**What you need to do:**
Pictures do not belong in the copy, so please give every entry below again exactly.

**Data for this exercise:**
+++++
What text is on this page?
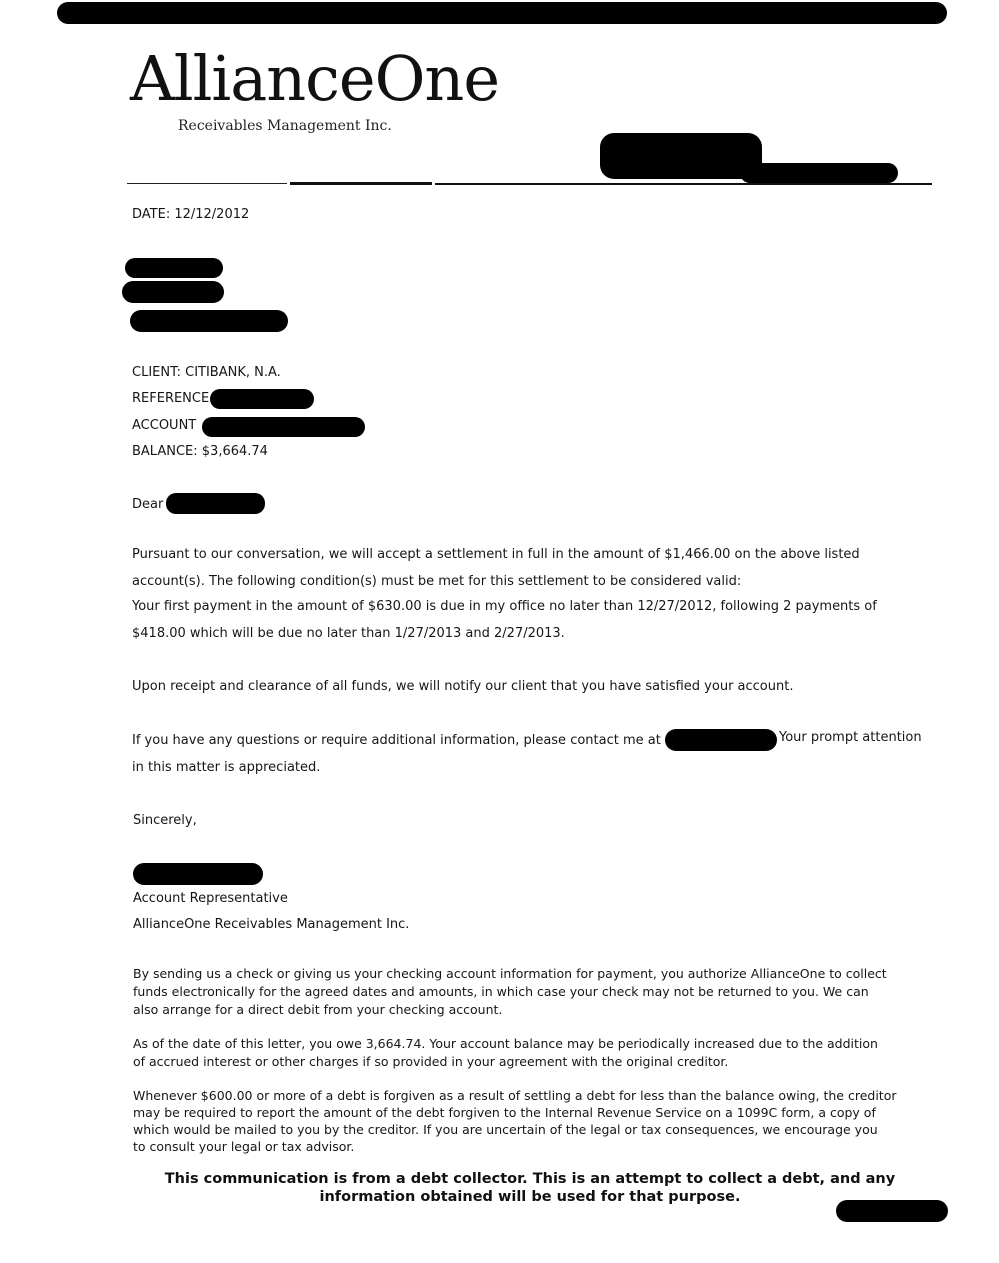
AllianceOne
Receivables Management Inc.
DATE: 12/12/2012
CLIENT: CITIBANK, N.A.
REFERENCE
ACCOUNT
BALANCE: $3,664.74
Dear
Pursuant to our conversation, we will accept a settlement in full in the amount of $1,466.00 on the above listed
account(s). The following condition(s) must be met for this settlement to be considered valid:
Your first payment in the amount of $630.00 is due in my office no later than 12/27/2012, following 2 payments of
$418.00 which will be due no later than 1/27/2013 and 2/27/2013.
Upon receipt and clearance of all funds, we will notify our client that you have satisfied your account.
If you have any questions or require additional information, please contact me at	Your prompt attention
in this matter is appreciated.
Sincerely,
Account Representative
AllianceOne Receivables Management Inc.
By sending us a check or giving us your checking account information for payment, you authorize AllianceOne to collect
funds electronically for the agreed dates and amounts, in which case your check may not be returned to you. We can
also arrange for a direct debit from your checking account.
As of the date of this letter, you owe 3,664.74. Your account balance may be periodically increased due to the addition
of accrued interest or other charges if so provided in your agreement with the original creditor.
Whenever $600.00 or more of a debt is forgiven as a result of settling a debt for less than the balance owing, the creditor
may be required to report the amount of the debt forgiven to the Internal Revenue Service on a 1099C form, a copy of
which would be mailed to you by the creditor. If you are uncertain of the legal or tax consequences, we encourage you
to consult your legal or tax advisor.
This communication is from a debt collector. This is an attempt to collect a debt, and any
information obtained will be used for that purpose.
+++++
**Solution to this task:**
What text is on this page?
AllianceOne
Receivables Management Inc.
DATE: 12/12/2012
CLIENT: CITIBANK, N.A.
REFERENCE
ACCOUNT
BALANCE: $3,664.74
Dear
Pursuant to our conversation, we will accept a settlement in full in the amount of $1,466.00 on the above listed
account(s). The following condition(s) must be met for this settlement to be considered valid:
Your first payment in the amount of $630.00 is due in my office no later than 12/27/2012, following 2 payments of
$418.00 which will be due no later than 1/27/2013 and 2/27/2013.
Upon receipt and clearance of all funds, we will notify our client that you have satisfied your account.
If you have any questions or require additional information, please contact me at	Your prompt attention
in this matter is appreciated.
Sincerely,
Account Representative
AllianceOne Receivables Management Inc.
By sending us a check or giving us your checking account information for payment, you authorize AllianceOne to collect
funds electronically for the agreed dates and amounts, in which case your check may not be returned to you. We can
also arrange for a direct debit from your checking account.
As of the date of this letter, you owe 3,664.74. Your account balance may be periodically increased due to the addition
of accrued interest or other charges if so provided in your agreement with the original creditor.
Whenever $600.00 or more of a debt is forgiven as a result of settling a debt for less than the balance owing, the creditor
may be required to report the amount of the debt forgiven to the Internal Revenue Service on a 1099C form, a copy of
which would be mailed to you by the creditor. If you are uncertain of the legal or tax consequences, we encourage you
to consult your legal or tax advisor.
This communication is from a debt collector. This is an attempt to collect a debt, and any
information obtained will be used for that purpose.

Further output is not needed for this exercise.